Prompt:
Transcribe verbatim every line from the line containing "Enumerate this screenshot's" to the end of the entries, including both endpoints. Output nothing beyond those lines.
####
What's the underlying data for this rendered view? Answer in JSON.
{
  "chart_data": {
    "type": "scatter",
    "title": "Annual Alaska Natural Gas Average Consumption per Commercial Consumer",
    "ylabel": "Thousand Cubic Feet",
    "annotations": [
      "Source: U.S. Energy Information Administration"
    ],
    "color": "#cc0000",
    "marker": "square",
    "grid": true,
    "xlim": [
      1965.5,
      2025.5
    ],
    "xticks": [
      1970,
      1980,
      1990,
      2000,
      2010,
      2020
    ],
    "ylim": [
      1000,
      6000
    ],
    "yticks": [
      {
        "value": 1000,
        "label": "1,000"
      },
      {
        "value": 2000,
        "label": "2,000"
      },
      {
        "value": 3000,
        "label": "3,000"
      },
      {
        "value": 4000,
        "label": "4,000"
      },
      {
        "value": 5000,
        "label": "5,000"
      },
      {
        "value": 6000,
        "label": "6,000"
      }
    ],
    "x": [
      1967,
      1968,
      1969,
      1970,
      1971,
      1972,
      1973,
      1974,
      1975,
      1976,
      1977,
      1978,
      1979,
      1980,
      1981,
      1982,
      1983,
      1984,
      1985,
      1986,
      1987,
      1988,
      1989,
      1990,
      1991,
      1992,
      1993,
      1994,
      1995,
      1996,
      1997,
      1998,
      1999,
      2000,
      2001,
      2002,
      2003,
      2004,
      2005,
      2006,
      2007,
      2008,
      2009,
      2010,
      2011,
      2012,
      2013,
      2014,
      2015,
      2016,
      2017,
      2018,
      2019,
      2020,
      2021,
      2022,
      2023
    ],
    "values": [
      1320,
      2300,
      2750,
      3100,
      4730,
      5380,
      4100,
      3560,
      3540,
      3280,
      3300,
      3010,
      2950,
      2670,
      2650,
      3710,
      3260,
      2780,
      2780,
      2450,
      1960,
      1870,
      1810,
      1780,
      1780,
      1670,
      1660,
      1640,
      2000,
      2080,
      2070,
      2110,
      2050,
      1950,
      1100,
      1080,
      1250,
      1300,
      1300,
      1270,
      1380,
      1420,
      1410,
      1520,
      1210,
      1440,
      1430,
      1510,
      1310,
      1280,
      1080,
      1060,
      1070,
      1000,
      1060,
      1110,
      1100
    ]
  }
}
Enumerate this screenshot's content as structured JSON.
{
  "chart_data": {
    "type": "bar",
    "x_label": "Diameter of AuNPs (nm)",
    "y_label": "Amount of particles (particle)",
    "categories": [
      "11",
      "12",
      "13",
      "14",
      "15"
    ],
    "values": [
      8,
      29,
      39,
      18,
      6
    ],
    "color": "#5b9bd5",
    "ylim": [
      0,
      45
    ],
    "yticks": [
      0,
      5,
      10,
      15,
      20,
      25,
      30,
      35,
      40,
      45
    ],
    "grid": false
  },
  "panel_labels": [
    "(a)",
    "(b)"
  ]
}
####
Result:
Enumerate this screenshot's content as structured JSON.
{
  "chart_data": {
    "type": "bar",
    "x_label": "Diameter of AuNPs (nm)",
    "y_label": "Amount of particles (particle)",
    "categories": [
      "11",
      "12",
      "13",
      "14",
      "15"
    ],
    "values": [
      8,
      29,
      39,
      18,
      6
    ],
    "color": "#5b9bd5",
    "ylim": [
      0,
      45
    ],
    "yticks": [
      0,
      5,
      10,
      15,
      20,
      25,
      30,
      35,
      40,
      45
    ],
    "grid": false
  },
  "panel_labels": [
    "(a)",
    "(b)"
  ]
}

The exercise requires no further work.